**Selection**

But he should be known for buying that Wu-Tang album. Yes, and now he's known for, I think, being in jail.

00:20:48

JPC

Hey, if he's not. Sure seems like the kind of place a person like that should be.

Adal

He got his scheme up in his seat.

Erin

I was just picturing everybody on either side of those two guys being like, we've been up here six minutes and they're already talking about putting soup at each other's mouths and then putting hands inside that soup.

JPC

Putting hands inside that soup.

Erin

What does a bartender make to make women feel young?

Adal

Tips. This one is, I think, pretty good.

Erin

What?

Adal

Tips. Oh, I thought you said tits, and I was like, sure.

Erin

Nothing makes a woman feel younger than calling her breasts tits.

Adal

Excuse me, here's your dry martini, and I made you these tits.

Erin

Oh, awesome, thank you.

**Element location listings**
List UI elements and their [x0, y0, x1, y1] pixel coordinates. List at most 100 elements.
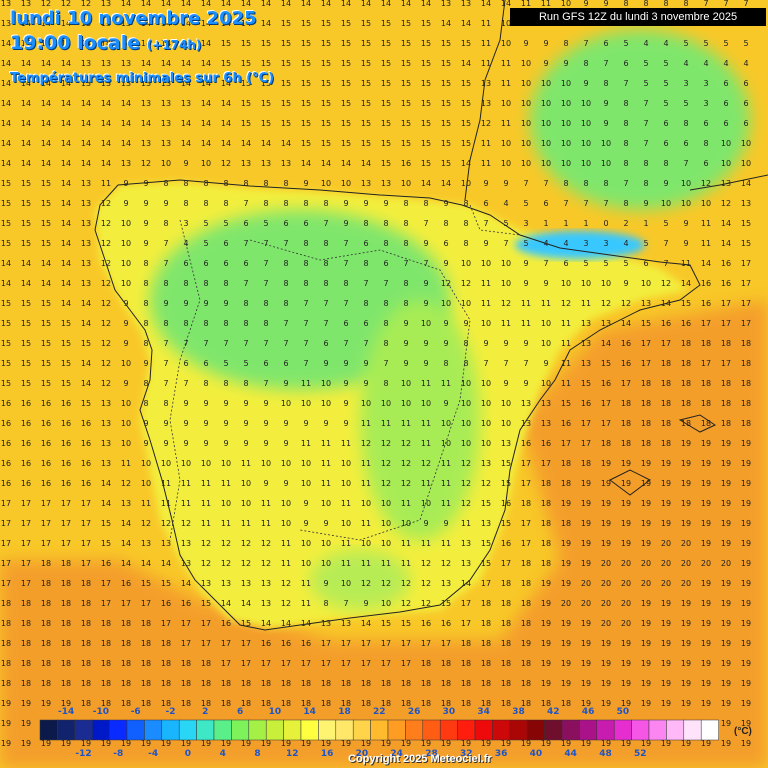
grid-value: 18 — [161, 659, 171, 668]
grid-value: 18 — [501, 599, 511, 608]
grid-value: 7 — [263, 339, 268, 348]
grid-value: 19 — [741, 599, 751, 608]
grid-value: 16 — [41, 399, 51, 408]
grid-value: 11 — [281, 559, 291, 568]
grid-value: 8 — [183, 279, 188, 288]
grid-value: 18 — [481, 699, 491, 708]
grid-value: 15 — [381, 139, 391, 148]
grid-value: 16 — [601, 379, 611, 388]
grid-value: 15 — [281, 19, 291, 28]
grid-value: 8 — [323, 279, 328, 288]
grid-value: 10 — [121, 219, 131, 228]
grid-value: 8 — [443, 219, 448, 228]
grid-value: 10 — [521, 99, 531, 108]
grid-value: 19 — [681, 639, 691, 648]
grid-value: 14 — [241, 599, 251, 608]
grid-value: 19 — [721, 739, 731, 748]
grid-value: 13 — [581, 319, 591, 328]
grid-value: 19 — [661, 519, 671, 528]
grid-value: 20 — [681, 539, 691, 548]
grid-value: 18 — [661, 439, 671, 448]
temperature-grid: 13 13 12 12 12 13 14 14 14 14 14 14 14 14 14 14 14 14 14 14… — [1, 0, 751, 748]
grid-value: 19 — [81, 739, 91, 748]
grid-value: 12 — [141, 519, 151, 528]
grid-value: 10 — [461, 439, 471, 448]
grid-value: 17 — [581, 439, 591, 448]
grid-value: 9 — [443, 319, 448, 328]
grid-value: 6 — [323, 339, 328, 348]
grid-value: 15 — [341, 139, 351, 148]
grid-value: 18 — [701, 379, 711, 388]
grid-value: 19 — [701, 739, 711, 748]
grid-value: 18 — [101, 659, 111, 668]
grid-value: 14 — [721, 239, 731, 248]
grid-value: 17 — [281, 659, 291, 668]
grid-value: 8 — [143, 399, 148, 408]
grid-value: 11 — [321, 459, 331, 468]
grid-value: 13 — [241, 579, 251, 588]
grid-value: 13 — [481, 79, 491, 88]
grid-value: 14 — [41, 159, 51, 168]
grid-value: 12 — [241, 539, 251, 548]
grid-value: 5 — [623, 39, 628, 48]
grid-value: 15 — [281, 119, 291, 128]
legend-swatch — [613, 719, 632, 741]
grid-value: 17 — [21, 559, 31, 568]
grid-value: 14 — [321, 159, 331, 168]
grid-value: 10 — [341, 519, 351, 528]
grid-value: 8 — [383, 239, 388, 248]
grid-value: 7 — [423, 259, 428, 268]
grid-value: 8 — [623, 199, 628, 208]
grid-value: 14 — [1, 139, 11, 148]
grid-value: 14 — [341, 0, 351, 8]
grid-value: 10 — [121, 419, 131, 428]
grid-value: 17 — [241, 639, 251, 648]
grid-value: 14 — [221, 599, 231, 608]
grid-value: 9 — [523, 339, 528, 348]
grid-value: 12 — [101, 219, 111, 228]
grid-value: 10 — [441, 439, 451, 448]
grid-value: 15 — [361, 59, 371, 68]
grid-value: 6 — [223, 239, 228, 248]
grid-value: 12 — [201, 539, 211, 548]
grid-value: 14 — [161, 0, 171, 8]
grid-value: 12 — [421, 459, 431, 468]
grid-value: 19 — [701, 579, 711, 588]
grid-value: 14 — [21, 259, 31, 268]
grid-value: 10 — [541, 119, 551, 128]
grid-value: 15 — [341, 19, 351, 28]
grid-value: 13 — [81, 199, 91, 208]
grid-value: 19 — [701, 659, 711, 668]
grid-value: 10 — [581, 119, 591, 128]
grid-value: 18 — [381, 699, 391, 708]
legend-bottom-label: 16 — [321, 749, 334, 759]
grid-value: 13 — [101, 19, 111, 28]
grid-value: 12 — [441, 559, 451, 568]
grid-value: 19 — [601, 539, 611, 548]
grid-value: 8 — [583, 59, 588, 68]
grid-value: 10 — [361, 539, 371, 548]
legend-swatch — [144, 719, 163, 741]
grid-value: 10 — [121, 399, 131, 408]
grid-value: 18 — [21, 679, 31, 688]
grid-value: 19 — [601, 479, 611, 488]
grid-value: 12 — [261, 539, 271, 548]
grid-value: 20 — [581, 599, 591, 608]
grid-value: 12 — [381, 579, 391, 588]
grid-value: 17 — [741, 259, 751, 268]
grid-value: 6 — [623, 59, 628, 68]
grid-value: 9 — [503, 179, 508, 188]
grid-value: 17 — [601, 399, 611, 408]
grid-value: 15 — [381, 119, 391, 128]
grid-value: 10 — [681, 179, 691, 188]
grid-value: 19 — [641, 519, 651, 528]
grid-value: 14 — [301, 159, 311, 168]
grid-value: 11 — [501, 119, 511, 128]
grid-value: 11 — [401, 499, 411, 508]
grid-value: 14 — [201, 19, 211, 28]
grid-value: 15 — [261, 39, 271, 48]
grid-value: 18 — [621, 439, 631, 448]
grid-value: 13 — [601, 319, 611, 328]
grid-value: 8 — [463, 219, 468, 228]
grid-value: 19 — [581, 479, 591, 488]
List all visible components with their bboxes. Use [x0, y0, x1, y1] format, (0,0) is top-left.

**Task prompt**
Please repeat the stretch of the transcript that opens with "Nothing makes a" and closes with "awesome, thank you.", replacing "dry martini" with "cold beer". This data has no connection to the transcript.

**Finished answer**
Nothing makes a woman feel younger than calling her breasts tits.

Adal

Excuse me, here's your cold beer, and I made you these tits.

Erin

Oh, awesome, thank you.